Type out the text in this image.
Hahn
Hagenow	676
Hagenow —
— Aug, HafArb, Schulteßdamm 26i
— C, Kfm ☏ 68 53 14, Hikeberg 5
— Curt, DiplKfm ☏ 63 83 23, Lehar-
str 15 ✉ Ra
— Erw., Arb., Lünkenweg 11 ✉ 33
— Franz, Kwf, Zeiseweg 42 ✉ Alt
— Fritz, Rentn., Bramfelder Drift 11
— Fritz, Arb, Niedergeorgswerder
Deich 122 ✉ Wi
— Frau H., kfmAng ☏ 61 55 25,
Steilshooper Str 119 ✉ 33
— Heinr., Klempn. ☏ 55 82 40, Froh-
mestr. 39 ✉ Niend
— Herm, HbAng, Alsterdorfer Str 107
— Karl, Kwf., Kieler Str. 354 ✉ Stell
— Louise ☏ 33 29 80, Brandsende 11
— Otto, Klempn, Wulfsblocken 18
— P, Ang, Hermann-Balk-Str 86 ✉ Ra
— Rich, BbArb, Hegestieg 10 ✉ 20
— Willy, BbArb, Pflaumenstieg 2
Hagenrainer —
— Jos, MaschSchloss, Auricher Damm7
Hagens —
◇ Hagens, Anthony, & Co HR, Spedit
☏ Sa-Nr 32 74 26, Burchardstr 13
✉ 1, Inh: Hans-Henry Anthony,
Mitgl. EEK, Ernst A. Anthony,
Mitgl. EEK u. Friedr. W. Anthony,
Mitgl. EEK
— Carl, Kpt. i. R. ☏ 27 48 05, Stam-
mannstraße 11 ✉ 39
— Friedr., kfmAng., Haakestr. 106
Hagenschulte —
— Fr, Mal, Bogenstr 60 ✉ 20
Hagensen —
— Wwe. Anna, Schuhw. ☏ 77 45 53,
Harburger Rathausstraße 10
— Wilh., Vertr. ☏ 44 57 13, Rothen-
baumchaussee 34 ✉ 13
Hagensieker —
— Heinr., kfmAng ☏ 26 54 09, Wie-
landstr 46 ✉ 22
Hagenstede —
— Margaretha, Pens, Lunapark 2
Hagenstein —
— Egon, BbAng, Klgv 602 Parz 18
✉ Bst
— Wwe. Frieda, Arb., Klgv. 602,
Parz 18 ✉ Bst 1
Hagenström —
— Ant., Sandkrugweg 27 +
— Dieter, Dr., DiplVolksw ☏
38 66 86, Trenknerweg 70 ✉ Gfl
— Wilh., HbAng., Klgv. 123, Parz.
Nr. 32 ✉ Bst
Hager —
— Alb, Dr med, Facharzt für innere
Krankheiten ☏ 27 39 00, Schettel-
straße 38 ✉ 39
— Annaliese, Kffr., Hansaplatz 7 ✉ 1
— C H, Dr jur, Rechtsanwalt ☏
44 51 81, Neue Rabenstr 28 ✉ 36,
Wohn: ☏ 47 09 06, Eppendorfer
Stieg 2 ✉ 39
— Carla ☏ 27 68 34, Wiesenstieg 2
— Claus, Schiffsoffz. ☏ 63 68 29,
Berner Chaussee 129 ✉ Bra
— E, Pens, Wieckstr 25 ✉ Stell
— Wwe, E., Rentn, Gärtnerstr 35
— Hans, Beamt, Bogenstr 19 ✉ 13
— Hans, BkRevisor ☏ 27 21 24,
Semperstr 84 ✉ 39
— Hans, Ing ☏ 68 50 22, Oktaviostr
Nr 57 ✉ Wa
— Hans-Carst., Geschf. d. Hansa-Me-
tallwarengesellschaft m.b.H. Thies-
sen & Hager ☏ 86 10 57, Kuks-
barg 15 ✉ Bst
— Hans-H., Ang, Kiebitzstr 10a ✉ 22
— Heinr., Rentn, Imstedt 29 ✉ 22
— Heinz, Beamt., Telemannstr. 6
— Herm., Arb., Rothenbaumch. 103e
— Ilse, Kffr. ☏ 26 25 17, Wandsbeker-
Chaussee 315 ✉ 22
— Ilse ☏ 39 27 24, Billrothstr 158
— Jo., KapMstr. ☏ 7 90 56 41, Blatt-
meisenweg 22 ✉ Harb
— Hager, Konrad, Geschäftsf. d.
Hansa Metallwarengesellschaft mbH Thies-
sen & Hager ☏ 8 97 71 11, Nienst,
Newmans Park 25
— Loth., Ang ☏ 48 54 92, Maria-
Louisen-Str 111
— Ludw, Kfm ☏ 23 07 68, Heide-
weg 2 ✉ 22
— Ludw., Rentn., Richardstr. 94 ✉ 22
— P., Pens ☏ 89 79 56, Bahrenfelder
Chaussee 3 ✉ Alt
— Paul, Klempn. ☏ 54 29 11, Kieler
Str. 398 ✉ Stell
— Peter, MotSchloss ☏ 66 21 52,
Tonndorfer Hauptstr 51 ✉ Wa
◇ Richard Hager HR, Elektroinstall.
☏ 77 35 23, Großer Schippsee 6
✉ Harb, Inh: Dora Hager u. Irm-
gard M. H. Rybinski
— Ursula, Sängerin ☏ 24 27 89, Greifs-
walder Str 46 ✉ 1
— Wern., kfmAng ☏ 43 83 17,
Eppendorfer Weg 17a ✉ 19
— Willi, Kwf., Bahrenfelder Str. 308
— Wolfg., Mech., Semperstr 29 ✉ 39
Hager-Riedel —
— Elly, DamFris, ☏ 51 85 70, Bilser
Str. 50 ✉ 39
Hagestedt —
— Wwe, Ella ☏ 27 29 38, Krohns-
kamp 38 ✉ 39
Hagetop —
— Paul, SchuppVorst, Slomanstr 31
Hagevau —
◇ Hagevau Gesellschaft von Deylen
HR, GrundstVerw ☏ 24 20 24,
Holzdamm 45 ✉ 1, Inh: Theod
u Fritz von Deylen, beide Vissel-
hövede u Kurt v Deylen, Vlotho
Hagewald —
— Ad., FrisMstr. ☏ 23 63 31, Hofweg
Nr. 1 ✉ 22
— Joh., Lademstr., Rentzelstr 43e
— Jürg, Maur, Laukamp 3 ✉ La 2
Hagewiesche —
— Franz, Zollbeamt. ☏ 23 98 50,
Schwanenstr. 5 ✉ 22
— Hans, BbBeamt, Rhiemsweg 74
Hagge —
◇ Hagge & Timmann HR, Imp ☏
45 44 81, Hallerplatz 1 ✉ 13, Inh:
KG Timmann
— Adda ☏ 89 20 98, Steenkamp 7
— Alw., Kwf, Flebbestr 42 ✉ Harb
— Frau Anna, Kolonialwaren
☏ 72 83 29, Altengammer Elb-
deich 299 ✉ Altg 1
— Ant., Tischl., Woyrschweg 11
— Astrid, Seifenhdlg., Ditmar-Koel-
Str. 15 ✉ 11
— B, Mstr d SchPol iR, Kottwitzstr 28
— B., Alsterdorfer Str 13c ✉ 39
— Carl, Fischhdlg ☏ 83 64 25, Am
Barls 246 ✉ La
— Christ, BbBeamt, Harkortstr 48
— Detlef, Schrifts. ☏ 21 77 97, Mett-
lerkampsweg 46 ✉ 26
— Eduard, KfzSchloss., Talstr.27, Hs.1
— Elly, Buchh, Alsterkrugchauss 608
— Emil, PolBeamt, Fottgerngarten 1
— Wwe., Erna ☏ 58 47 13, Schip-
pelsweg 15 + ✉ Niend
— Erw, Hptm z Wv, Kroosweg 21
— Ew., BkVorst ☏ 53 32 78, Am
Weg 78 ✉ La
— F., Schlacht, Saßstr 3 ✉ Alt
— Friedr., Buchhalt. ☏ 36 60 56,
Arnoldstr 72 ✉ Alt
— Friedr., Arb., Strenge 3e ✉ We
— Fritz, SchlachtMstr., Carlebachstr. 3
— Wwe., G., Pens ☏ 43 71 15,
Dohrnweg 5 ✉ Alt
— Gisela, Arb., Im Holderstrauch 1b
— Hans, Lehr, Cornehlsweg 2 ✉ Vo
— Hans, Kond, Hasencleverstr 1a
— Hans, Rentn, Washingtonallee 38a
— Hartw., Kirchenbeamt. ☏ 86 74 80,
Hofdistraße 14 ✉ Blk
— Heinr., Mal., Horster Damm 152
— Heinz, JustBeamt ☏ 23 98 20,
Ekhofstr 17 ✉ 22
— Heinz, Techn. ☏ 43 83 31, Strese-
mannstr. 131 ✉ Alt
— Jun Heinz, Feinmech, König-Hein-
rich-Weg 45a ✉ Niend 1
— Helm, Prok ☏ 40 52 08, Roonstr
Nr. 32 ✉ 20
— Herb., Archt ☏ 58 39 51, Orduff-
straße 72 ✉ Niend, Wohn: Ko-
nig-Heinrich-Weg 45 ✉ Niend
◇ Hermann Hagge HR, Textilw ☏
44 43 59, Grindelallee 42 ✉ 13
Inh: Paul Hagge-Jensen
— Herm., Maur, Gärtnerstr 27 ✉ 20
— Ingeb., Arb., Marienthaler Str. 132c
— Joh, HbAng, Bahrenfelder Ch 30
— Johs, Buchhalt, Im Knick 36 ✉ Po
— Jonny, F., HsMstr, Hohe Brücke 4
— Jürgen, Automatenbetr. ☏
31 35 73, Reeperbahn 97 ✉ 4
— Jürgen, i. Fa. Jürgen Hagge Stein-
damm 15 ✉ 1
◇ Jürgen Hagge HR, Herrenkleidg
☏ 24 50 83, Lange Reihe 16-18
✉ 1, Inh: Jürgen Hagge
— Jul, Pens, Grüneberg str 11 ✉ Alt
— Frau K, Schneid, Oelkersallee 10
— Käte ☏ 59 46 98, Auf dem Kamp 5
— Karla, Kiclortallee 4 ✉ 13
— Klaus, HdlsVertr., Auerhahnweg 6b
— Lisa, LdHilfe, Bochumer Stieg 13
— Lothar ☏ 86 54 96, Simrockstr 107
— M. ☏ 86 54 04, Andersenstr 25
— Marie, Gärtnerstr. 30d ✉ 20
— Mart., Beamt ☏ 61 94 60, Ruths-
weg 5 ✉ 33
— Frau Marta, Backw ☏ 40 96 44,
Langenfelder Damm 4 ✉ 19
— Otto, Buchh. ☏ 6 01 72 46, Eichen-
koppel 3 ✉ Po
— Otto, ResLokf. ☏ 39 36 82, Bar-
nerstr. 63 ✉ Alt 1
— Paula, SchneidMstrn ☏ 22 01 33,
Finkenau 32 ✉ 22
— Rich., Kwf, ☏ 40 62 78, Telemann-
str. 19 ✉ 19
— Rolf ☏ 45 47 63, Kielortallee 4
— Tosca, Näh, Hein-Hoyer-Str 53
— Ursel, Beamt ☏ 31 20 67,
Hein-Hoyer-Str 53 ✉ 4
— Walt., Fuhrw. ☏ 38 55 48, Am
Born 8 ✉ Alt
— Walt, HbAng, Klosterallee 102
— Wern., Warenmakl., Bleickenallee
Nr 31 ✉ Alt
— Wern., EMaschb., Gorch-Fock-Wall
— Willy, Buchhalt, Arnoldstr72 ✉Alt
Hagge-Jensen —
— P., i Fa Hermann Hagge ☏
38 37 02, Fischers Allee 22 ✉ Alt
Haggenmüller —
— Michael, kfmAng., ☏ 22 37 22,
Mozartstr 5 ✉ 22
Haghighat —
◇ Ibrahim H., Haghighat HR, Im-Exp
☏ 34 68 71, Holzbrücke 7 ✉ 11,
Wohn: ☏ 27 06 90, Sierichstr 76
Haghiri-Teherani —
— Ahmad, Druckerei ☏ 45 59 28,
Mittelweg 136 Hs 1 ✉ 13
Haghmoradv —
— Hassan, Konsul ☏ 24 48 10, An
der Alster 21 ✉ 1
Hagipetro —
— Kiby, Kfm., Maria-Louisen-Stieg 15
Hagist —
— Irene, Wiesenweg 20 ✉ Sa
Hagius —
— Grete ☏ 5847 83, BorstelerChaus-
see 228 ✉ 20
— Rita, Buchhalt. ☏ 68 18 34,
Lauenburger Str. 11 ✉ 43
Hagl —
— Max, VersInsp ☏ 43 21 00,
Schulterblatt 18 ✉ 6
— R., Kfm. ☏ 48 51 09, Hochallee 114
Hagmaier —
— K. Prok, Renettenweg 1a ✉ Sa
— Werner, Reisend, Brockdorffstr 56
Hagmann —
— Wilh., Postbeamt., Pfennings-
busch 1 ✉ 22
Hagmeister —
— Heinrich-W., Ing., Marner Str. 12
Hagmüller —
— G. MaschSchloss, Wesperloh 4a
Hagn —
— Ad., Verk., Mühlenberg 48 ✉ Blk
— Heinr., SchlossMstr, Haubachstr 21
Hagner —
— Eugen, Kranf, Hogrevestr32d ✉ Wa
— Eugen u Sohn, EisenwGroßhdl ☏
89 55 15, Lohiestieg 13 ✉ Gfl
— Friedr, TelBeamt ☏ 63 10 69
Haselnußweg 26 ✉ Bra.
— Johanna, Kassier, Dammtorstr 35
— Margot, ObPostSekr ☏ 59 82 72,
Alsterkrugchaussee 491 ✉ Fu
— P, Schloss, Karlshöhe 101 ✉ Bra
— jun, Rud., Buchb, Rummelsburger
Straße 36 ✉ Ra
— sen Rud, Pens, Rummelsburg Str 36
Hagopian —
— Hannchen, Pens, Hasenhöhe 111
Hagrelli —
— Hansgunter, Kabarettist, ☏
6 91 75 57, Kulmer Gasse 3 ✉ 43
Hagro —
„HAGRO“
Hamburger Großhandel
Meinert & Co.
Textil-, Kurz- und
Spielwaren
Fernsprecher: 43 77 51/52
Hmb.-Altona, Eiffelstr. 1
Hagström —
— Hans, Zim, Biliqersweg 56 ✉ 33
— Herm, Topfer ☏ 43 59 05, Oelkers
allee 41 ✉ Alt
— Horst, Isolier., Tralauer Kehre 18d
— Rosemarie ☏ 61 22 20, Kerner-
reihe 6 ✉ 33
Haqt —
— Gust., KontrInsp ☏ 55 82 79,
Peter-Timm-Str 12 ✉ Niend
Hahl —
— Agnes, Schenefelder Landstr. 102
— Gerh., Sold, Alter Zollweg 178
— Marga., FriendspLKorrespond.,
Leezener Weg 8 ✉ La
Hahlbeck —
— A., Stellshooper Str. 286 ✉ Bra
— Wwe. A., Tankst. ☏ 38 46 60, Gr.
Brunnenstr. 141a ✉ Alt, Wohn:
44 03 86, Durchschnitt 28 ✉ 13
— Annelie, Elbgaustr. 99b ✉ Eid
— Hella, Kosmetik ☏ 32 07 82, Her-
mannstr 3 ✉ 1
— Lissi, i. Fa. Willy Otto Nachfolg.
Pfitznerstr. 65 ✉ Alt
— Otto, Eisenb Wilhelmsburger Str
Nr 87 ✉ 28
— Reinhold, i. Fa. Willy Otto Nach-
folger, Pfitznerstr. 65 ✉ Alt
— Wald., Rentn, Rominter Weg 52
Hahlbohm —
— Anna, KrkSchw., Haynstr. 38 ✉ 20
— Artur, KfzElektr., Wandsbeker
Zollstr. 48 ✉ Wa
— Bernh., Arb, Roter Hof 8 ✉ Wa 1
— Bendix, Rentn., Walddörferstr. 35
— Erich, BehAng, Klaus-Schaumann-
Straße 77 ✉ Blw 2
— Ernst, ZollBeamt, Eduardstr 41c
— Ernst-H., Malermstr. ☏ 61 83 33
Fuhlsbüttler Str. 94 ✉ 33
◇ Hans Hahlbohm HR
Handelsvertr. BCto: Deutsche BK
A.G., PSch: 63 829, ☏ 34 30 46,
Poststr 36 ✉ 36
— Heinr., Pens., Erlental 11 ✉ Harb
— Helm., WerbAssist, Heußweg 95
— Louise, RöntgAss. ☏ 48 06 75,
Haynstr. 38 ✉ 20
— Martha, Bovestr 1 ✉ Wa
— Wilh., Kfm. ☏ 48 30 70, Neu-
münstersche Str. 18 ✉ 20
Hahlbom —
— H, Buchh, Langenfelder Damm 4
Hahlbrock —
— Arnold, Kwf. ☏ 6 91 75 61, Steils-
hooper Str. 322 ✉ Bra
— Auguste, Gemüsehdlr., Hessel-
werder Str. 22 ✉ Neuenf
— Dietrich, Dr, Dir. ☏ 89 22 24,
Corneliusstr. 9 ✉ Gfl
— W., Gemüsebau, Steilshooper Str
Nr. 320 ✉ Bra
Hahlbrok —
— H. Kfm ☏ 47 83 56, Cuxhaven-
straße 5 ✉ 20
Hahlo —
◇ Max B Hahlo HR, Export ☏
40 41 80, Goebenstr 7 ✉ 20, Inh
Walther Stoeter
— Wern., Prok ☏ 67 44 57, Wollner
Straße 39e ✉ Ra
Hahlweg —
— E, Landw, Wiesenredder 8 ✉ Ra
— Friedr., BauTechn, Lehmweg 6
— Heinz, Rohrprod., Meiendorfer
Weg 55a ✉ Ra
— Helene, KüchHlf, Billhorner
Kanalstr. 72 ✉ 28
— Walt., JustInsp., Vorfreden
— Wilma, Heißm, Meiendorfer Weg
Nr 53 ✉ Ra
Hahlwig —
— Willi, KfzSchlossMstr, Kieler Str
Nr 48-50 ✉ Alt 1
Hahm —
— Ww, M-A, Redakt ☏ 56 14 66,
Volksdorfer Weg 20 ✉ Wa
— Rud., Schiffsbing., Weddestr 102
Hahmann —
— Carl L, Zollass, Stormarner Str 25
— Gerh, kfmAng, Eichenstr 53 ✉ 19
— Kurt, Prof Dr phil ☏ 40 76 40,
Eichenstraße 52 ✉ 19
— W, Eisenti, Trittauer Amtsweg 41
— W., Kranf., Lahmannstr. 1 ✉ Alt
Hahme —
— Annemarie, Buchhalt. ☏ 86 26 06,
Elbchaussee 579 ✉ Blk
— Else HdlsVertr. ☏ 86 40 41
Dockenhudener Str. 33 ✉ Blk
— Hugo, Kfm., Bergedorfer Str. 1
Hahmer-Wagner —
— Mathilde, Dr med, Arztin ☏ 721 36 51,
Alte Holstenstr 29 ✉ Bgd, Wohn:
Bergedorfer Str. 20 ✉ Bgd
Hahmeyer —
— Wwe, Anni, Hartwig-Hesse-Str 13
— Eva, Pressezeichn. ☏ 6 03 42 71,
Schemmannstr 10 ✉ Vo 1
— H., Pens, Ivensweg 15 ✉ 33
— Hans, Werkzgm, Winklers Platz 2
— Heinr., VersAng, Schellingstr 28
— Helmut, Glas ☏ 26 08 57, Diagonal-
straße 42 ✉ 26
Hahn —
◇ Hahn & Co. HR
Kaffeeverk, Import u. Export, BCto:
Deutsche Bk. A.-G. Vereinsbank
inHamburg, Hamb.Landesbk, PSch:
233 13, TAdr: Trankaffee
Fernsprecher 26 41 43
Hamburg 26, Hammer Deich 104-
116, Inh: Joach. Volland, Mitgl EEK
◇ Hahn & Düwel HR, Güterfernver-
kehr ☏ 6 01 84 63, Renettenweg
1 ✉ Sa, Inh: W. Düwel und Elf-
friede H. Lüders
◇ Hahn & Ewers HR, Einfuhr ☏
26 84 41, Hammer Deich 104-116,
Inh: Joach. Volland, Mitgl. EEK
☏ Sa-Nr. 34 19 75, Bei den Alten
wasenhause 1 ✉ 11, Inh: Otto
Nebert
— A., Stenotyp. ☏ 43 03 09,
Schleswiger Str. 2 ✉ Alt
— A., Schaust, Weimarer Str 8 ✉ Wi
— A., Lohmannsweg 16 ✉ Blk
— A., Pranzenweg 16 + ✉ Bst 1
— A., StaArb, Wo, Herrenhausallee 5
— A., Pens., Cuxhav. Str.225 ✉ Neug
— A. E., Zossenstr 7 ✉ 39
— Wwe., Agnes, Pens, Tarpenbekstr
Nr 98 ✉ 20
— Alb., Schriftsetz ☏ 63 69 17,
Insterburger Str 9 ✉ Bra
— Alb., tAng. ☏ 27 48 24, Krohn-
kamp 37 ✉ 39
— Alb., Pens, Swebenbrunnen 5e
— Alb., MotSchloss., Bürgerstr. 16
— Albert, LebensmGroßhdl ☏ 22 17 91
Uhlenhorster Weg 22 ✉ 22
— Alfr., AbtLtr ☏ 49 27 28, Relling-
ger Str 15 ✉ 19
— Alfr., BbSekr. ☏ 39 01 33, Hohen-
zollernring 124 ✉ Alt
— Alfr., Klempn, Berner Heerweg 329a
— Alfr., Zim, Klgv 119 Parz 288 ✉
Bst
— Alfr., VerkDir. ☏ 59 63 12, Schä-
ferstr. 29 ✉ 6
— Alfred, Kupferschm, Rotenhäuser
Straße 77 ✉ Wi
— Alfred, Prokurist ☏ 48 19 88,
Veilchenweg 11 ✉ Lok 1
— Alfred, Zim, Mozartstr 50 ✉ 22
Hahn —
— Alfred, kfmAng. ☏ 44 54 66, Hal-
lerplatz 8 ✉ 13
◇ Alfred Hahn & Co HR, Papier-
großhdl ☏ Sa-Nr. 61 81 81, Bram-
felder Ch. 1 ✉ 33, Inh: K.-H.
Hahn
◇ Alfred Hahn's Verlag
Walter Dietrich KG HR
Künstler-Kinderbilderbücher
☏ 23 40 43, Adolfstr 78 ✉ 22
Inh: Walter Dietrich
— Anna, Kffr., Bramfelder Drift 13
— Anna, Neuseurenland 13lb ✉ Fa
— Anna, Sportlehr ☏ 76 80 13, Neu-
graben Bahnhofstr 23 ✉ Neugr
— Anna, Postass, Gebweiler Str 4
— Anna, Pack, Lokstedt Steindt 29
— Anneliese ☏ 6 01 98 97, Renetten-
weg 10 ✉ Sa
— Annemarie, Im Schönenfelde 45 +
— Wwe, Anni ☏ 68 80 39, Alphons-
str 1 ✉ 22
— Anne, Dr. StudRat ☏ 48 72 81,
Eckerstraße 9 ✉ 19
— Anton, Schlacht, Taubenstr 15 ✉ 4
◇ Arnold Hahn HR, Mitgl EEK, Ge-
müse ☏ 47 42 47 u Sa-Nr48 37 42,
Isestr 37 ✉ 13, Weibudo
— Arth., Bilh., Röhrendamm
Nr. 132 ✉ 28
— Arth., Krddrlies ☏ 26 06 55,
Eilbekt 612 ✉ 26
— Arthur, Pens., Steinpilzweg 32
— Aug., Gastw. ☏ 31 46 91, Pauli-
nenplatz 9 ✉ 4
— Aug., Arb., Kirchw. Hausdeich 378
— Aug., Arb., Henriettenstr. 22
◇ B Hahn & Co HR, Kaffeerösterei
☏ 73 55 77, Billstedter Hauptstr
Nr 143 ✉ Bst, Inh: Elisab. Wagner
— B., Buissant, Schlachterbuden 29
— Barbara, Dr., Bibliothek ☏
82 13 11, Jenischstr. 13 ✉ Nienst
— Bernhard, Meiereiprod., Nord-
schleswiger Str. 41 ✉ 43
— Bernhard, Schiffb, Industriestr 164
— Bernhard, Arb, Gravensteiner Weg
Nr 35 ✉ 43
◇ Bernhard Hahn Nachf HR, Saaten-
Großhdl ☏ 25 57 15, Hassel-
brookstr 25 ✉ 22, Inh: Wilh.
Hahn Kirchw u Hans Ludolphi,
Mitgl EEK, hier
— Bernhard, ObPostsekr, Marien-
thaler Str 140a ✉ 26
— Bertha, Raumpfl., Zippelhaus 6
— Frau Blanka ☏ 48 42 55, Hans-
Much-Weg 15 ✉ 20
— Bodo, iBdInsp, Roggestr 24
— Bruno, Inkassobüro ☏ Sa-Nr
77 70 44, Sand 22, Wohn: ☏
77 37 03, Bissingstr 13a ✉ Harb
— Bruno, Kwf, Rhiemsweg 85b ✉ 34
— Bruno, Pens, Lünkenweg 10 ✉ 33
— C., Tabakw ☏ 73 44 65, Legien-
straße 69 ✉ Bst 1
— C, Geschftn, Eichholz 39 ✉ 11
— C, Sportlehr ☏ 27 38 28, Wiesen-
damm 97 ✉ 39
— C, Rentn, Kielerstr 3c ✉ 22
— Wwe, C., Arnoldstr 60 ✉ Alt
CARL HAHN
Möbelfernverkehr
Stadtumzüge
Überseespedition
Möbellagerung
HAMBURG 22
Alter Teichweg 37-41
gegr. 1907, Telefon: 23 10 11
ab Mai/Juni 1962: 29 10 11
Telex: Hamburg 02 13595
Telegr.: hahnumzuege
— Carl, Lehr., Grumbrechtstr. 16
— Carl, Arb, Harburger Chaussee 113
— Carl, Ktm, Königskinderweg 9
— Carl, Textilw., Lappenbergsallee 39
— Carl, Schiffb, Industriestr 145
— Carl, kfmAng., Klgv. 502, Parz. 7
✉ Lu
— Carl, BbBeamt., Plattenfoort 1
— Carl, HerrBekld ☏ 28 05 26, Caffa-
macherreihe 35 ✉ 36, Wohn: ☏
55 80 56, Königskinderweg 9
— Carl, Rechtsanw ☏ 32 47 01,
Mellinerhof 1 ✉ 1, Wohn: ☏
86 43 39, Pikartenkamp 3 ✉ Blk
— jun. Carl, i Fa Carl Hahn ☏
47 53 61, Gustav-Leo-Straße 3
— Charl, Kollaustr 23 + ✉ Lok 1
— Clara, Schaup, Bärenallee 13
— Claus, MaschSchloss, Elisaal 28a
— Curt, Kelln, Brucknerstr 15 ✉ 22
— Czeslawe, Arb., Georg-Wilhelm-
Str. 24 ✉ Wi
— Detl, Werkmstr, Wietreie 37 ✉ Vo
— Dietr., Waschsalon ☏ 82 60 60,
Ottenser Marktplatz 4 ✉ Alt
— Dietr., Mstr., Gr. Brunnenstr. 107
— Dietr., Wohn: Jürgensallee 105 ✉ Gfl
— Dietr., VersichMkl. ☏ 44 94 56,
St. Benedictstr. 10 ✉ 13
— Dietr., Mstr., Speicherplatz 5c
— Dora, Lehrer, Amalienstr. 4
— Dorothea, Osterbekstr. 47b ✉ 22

> _What this task involves_
In the listing, find every line containing the word "Parz" and list it.

> _Task answer_
— Egon, BbAng, Klgv 602 Parz 18
Parz 18 ✉ Bst 1
— Wilh., HbAng., Klgv. 123, Parz.
— Alfr., Zim, Klgv 119 Parz 288 ✉
— Carl, kfmAng., Klgv. 502, Parz. 7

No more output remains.